● Task brief: Transcribe each record exactly; skip any picture.

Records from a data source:
● ● ● ●
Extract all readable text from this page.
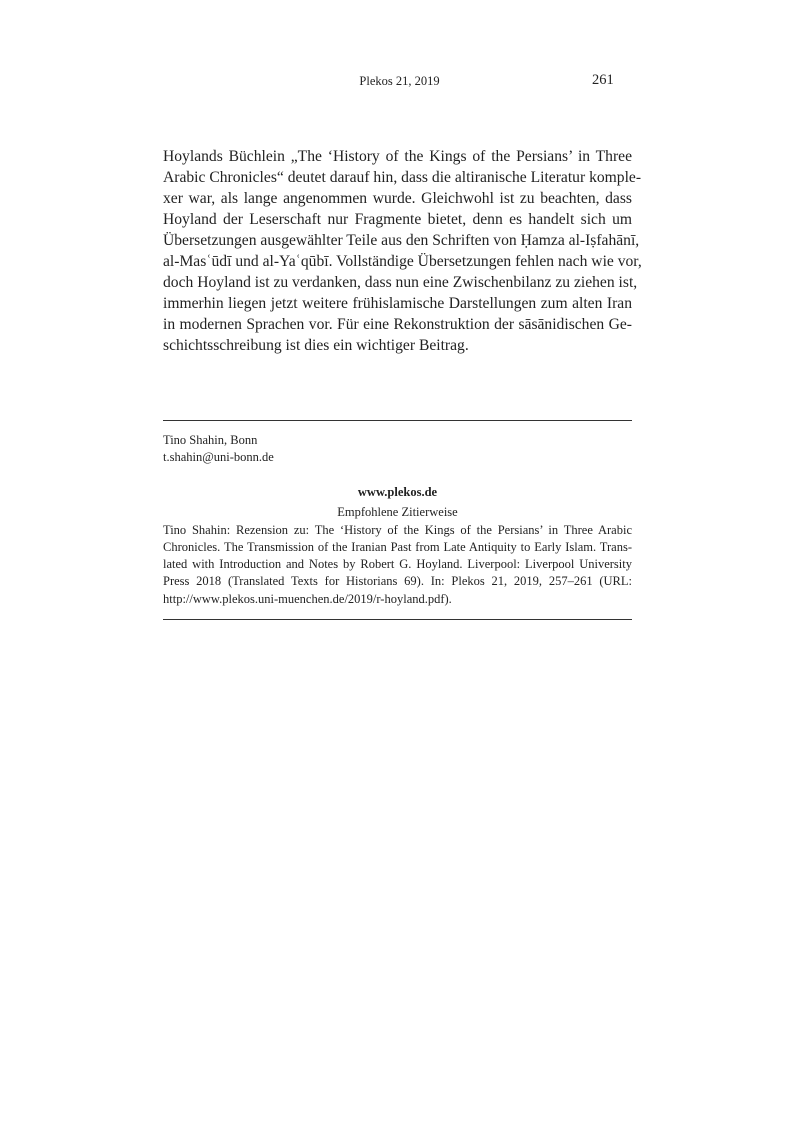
Plekos 21, 2019	261
Hoylands Büchlein „The ‘History of the Kings of the Persians’ in Three
Arabic Chronicles“ deutet darauf hin, dass die altiranische Literatur komple-
xer war, als lange angenommen wurde. Gleichwohl ist zu beachten, dass
Hoyland der Leserschaft nur Fragmente bietet, denn es handelt sich um
Übersetzungen ausgewählter Teile aus den Schriften von Ḥamza al-Iṣfahānī,
al-Masʿūdī und al-Yaʿqūbī. Vollständige Übersetzungen fehlen nach wie vor,
doch Hoyland ist zu verdanken, dass nun eine Zwischenbilanz zu ziehen ist,
immerhin liegen jetzt weitere frühislamische Darstellungen zum alten Iran
in modernen Sprachen vor. Für eine Rekonstruktion der sāsānidischen Ge-
schichtsschreibung ist dies ein wichtiger Beitrag.
Tino Shahin, Bonn
t.shahin@uni-bonn.de
www.plekos.de
Empfohlene Zitierweise
Tino Shahin: Rezension zu: The ‘History of the Kings of the Persians’ in Three Arabic
Chronicles. The Transmission of the Iranian Past from Late Antiquity to Early Islam. Trans-
lated with Introduction and Notes by Robert G. Hoyland. Liverpool: Liverpool University
Press 2018 (Translated Texts for Historians 69). In: Plekos 21, 2019, 257–261 (URL:
http://www.plekos.uni-muenchen.de/2019/r-hoyland.pdf).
● ● ● ●
● Task result:
Extract all readable text from this page.
Plekos 21, 2019	261
Hoylands Büchlein „The ‘History of the Kings of the Persians’ in Three
Arabic Chronicles“ deutet darauf hin, dass die altiranische Literatur komple-
xer war, als lange angenommen wurde. Gleichwohl ist zu beachten, dass
Hoyland der Leserschaft nur Fragmente bietet, denn es handelt sich um
Übersetzungen ausgewählter Teile aus den Schriften von Ḥamza al-Iṣfahānī,
al-Masʿūdī und al-Yaʿqūbī. Vollständige Übersetzungen fehlen nach wie vor,
doch Hoyland ist zu verdanken, dass nun eine Zwischenbilanz zu ziehen ist,
immerhin liegen jetzt weitere frühislamische Darstellungen zum alten Iran
in modernen Sprachen vor. Für eine Rekonstruktion der sāsānidischen Ge-
schichtsschreibung ist dies ein wichtiger Beitrag.
Tino Shahin, Bonn
t.shahin@uni-bonn.de
www.plekos.de
Empfohlene Zitierweise
Tino Shahin: Rezension zu: The ‘History of the Kings of the Persians’ in Three Arabic
Chronicles. The Transmission of the Iranian Past from Late Antiquity to Early Islam. Trans-
lated with Introduction and Notes by Robert G. Hoyland. Liverpool: Liverpool University
Press 2018 (Translated Texts for Historians 69). In: Plekos 21, 2019, 257–261 (URL:
http://www.plekos.uni-muenchen.de/2019/r-hoyland.pdf).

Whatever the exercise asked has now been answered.